> **Set task**: Select and copy every line of the data that contains the string "group". Matching is case-sensitive.

§

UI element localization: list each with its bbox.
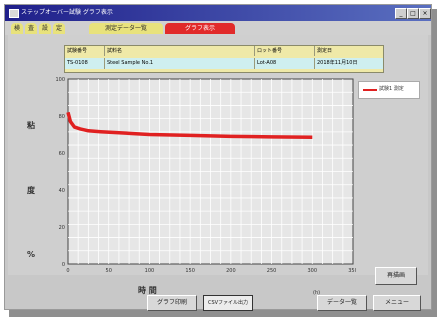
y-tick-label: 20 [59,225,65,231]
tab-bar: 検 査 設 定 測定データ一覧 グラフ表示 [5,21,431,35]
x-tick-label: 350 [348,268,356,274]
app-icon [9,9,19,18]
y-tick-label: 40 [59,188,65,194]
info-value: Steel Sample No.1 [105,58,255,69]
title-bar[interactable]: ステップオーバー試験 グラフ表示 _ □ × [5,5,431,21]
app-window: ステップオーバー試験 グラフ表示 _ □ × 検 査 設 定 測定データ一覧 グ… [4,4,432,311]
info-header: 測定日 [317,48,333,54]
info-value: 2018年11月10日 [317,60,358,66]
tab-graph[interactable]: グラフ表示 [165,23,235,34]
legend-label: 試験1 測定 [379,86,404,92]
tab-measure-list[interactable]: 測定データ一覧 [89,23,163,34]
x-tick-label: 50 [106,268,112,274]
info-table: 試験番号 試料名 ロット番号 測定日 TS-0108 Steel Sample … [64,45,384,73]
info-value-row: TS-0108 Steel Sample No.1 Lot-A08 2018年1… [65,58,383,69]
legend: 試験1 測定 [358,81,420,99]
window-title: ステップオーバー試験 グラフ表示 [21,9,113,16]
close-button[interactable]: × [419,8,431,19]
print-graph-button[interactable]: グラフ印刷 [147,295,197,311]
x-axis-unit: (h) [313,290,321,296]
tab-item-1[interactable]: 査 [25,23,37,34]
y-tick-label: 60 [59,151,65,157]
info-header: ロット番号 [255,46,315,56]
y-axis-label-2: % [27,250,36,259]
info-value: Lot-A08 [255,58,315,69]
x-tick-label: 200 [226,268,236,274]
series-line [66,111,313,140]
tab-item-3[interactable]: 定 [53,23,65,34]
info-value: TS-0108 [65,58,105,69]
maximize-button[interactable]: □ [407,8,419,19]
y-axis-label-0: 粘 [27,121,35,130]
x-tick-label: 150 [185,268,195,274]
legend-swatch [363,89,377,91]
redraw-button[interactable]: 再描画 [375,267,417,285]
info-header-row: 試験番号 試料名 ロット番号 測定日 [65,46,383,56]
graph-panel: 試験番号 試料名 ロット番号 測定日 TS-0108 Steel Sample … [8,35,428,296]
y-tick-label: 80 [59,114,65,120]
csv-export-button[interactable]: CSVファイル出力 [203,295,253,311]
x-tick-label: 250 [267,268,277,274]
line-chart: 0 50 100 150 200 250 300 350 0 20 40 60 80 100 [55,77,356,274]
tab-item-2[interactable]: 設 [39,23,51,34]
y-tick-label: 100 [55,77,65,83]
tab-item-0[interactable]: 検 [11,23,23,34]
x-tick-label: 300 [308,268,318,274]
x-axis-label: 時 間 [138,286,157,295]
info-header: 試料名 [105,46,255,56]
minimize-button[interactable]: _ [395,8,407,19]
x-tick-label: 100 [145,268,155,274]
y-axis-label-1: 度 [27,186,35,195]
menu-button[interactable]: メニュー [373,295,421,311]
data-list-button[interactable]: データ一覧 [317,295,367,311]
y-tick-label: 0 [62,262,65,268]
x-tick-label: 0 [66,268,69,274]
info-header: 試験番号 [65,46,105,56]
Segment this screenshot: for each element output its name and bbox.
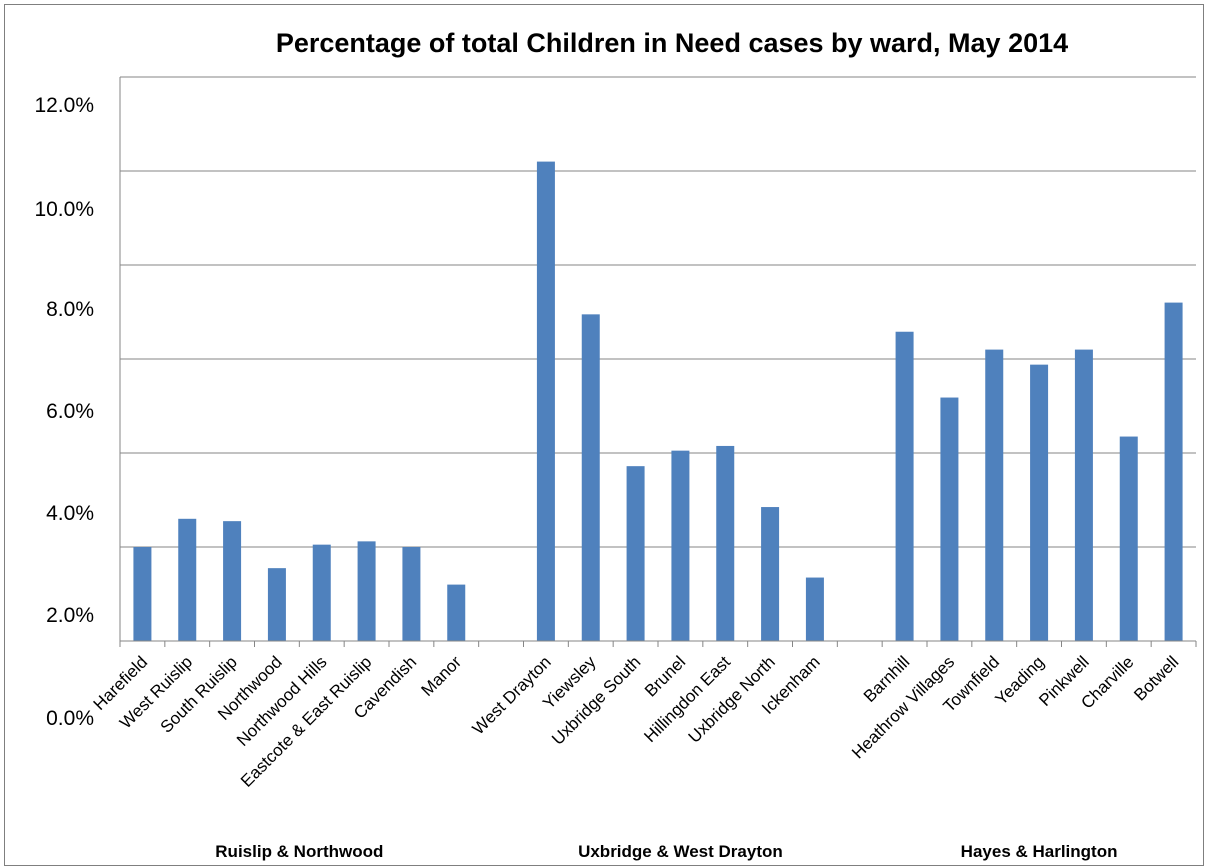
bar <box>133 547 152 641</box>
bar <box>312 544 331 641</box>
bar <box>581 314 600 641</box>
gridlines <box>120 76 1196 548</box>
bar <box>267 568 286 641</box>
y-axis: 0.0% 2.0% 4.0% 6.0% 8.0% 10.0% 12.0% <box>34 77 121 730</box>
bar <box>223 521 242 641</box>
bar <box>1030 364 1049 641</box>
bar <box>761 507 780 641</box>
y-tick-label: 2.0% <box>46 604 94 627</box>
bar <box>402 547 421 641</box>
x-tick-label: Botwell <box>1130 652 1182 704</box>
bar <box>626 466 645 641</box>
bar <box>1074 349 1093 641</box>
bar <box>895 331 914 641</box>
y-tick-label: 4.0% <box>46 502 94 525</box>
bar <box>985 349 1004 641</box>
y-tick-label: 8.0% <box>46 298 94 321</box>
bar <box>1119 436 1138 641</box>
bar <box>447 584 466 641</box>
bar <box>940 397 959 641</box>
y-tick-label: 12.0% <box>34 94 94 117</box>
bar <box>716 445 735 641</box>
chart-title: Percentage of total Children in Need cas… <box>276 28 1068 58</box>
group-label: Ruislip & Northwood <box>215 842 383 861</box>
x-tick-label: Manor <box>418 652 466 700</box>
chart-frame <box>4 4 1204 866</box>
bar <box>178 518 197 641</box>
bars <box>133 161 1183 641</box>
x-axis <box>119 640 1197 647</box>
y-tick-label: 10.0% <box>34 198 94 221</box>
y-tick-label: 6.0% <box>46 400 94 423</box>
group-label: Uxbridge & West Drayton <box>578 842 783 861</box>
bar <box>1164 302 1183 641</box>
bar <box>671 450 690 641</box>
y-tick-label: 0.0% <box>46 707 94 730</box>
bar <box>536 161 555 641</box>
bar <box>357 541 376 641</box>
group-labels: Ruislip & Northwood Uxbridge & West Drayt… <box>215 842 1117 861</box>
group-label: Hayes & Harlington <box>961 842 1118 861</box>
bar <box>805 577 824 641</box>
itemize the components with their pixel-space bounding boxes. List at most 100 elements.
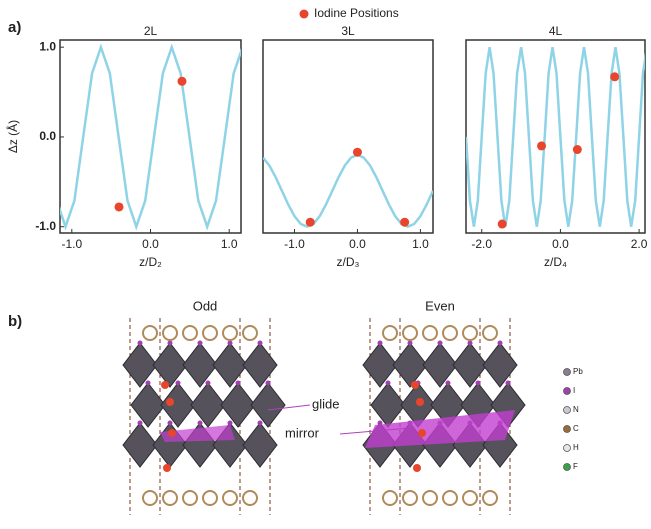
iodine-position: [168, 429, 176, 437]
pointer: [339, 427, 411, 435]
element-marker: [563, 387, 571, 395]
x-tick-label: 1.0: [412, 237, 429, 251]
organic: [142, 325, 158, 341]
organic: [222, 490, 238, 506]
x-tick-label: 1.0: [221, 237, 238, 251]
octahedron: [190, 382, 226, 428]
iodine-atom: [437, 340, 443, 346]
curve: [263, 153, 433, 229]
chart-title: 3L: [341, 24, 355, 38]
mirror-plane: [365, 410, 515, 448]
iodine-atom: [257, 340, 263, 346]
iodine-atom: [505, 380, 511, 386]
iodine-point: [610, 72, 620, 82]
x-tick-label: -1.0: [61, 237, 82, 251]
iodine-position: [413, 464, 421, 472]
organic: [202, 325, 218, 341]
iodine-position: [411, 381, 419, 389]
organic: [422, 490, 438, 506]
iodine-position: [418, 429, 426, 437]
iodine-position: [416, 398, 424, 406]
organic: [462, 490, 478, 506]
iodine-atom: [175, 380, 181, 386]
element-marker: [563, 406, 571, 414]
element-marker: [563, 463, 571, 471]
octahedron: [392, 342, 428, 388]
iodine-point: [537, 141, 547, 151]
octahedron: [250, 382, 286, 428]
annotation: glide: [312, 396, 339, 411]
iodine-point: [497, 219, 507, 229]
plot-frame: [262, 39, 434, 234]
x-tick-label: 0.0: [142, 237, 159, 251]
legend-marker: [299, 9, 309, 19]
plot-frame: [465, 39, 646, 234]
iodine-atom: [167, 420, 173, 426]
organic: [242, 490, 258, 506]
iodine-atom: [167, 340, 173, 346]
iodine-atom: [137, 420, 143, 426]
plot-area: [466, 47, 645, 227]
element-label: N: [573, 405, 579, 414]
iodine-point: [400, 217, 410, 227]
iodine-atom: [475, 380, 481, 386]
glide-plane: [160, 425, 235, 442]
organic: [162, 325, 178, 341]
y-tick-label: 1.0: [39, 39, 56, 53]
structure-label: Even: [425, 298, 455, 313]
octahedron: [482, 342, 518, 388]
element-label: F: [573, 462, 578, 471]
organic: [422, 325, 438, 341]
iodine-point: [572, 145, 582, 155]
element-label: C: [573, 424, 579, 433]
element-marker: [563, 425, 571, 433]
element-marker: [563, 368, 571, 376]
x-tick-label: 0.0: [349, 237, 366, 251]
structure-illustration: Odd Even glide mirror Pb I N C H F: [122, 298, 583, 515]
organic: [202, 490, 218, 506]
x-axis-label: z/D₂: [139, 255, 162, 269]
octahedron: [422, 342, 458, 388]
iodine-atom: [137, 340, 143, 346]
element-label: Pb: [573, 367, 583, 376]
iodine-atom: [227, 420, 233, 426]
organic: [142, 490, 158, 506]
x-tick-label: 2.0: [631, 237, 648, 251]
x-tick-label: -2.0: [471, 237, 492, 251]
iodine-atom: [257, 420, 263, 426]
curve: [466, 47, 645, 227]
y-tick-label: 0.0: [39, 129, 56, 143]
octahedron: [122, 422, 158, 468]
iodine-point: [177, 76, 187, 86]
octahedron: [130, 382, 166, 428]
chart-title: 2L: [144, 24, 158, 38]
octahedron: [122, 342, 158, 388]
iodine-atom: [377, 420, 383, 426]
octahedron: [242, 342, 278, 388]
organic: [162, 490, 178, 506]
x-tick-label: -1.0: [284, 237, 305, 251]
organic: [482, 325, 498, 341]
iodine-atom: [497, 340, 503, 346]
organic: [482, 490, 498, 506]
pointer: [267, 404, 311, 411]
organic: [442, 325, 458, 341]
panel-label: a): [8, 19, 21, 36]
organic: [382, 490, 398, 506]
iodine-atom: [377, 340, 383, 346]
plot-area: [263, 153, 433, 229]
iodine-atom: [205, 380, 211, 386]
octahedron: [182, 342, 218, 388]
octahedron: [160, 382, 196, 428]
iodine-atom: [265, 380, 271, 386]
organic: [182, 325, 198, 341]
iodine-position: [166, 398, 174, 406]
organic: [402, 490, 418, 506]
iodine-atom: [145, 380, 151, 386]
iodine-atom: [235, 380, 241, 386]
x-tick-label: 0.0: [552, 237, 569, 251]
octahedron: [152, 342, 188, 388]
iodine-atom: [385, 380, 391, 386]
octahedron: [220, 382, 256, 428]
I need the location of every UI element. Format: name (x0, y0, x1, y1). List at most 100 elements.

§

> **The answer**:
group-label: Ruislip & Northwood <box>215 842 383 861</box>
group-label: Uxbridge & West Drayton <box>578 842 783 861</box>
group-labels: Ruislip & Northwood Uxbridge & West Drayt… <box>215 842 1117 861</box>
group-label: Hayes & Harlington <box>961 842 1118 861</box>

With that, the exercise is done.